Task statement: Find the word "Warszawa" in the records below. List each line containing it.

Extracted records
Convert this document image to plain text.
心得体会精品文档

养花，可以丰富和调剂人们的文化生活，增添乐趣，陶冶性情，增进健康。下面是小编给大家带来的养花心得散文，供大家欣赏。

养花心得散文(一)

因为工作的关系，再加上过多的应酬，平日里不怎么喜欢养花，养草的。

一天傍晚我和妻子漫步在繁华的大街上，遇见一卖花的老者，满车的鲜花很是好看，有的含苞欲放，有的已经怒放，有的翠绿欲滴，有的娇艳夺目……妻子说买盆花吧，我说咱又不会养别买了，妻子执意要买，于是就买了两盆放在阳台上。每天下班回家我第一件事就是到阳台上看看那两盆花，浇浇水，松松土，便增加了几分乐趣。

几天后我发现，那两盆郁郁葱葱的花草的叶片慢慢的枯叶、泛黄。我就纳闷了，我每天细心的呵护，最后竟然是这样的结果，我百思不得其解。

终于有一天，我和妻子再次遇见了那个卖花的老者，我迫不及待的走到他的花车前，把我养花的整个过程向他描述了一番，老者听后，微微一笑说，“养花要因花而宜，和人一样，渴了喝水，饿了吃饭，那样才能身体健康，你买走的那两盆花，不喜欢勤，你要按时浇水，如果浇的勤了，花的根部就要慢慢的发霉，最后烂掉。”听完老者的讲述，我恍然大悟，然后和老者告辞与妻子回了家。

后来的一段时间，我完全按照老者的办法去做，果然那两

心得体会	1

...

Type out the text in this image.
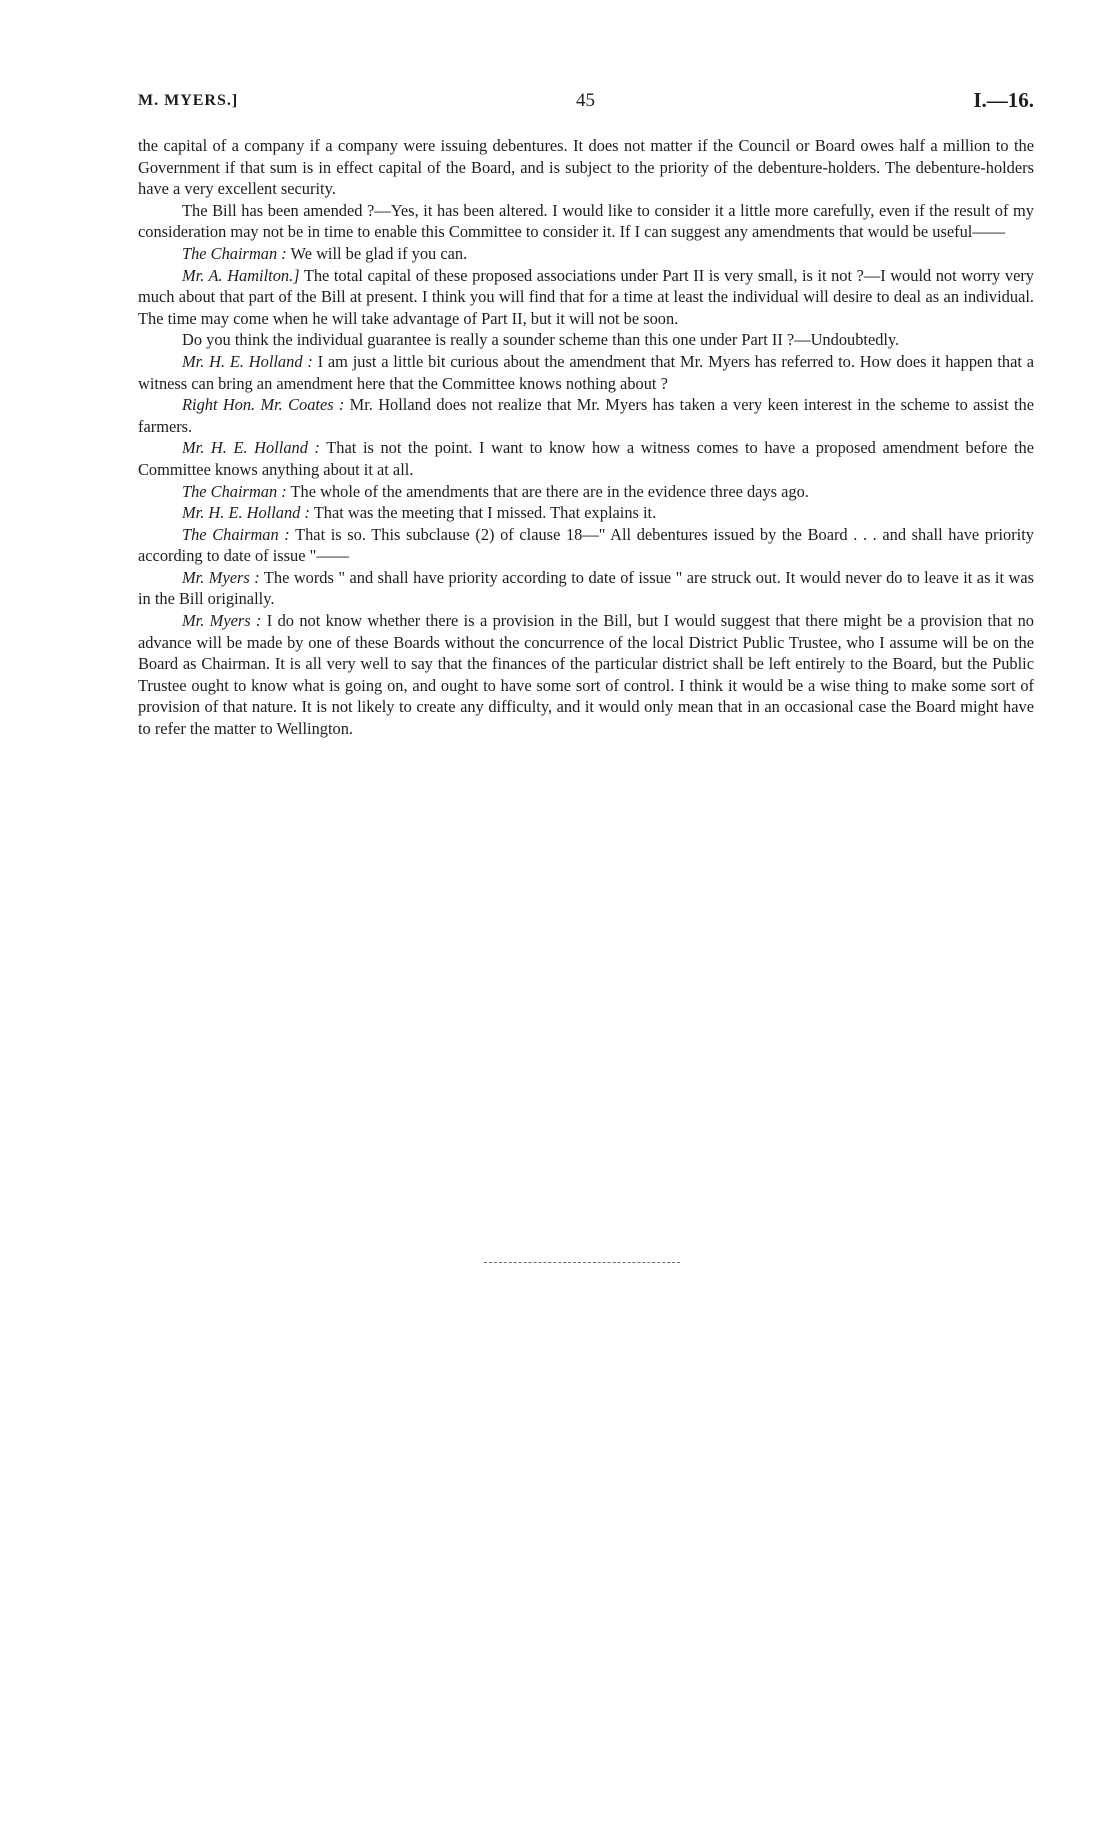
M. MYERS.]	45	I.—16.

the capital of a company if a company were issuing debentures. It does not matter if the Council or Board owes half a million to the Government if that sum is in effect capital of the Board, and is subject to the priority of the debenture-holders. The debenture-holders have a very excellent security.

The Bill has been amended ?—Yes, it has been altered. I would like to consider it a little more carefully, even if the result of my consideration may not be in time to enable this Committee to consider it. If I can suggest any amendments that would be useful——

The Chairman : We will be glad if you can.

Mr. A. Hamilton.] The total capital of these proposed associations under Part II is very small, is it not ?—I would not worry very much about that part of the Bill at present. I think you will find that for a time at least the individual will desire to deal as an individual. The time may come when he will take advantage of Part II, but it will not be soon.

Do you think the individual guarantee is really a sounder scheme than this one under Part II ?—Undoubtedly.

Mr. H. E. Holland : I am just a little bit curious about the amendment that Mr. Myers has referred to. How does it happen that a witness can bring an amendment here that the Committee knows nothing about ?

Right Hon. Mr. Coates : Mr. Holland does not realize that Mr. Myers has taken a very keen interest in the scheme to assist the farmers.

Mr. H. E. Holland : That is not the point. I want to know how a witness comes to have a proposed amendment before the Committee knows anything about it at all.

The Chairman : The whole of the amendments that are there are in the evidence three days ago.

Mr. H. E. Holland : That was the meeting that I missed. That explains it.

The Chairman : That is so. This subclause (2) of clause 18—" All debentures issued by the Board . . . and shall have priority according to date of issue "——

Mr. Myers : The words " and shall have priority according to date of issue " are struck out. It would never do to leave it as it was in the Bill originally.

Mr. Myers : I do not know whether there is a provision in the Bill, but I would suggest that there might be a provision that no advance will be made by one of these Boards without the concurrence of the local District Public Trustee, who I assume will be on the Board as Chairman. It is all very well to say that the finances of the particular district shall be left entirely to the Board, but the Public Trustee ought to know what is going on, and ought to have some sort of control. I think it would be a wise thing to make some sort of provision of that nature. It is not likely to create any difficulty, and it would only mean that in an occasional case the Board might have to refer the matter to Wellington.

==

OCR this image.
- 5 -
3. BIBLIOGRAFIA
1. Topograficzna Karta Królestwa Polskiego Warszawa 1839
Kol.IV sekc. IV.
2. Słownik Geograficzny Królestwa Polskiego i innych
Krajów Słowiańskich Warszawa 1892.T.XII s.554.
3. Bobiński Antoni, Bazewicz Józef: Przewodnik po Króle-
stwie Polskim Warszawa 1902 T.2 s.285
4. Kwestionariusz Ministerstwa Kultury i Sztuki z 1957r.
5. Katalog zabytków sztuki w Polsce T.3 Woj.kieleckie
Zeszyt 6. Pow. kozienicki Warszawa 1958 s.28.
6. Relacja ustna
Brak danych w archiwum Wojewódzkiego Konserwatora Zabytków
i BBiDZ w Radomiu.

The result:
1. Topograficzna Karta Królestwa Polskiego Warszawa 1839
Krajów Słowiańskich Warszawa 1892.T.XII s.554.
stwie Polskim Warszawa 1902 T.2 s.285
Zeszyt 6. Pow. kozienicki Warszawa 1958 s.28.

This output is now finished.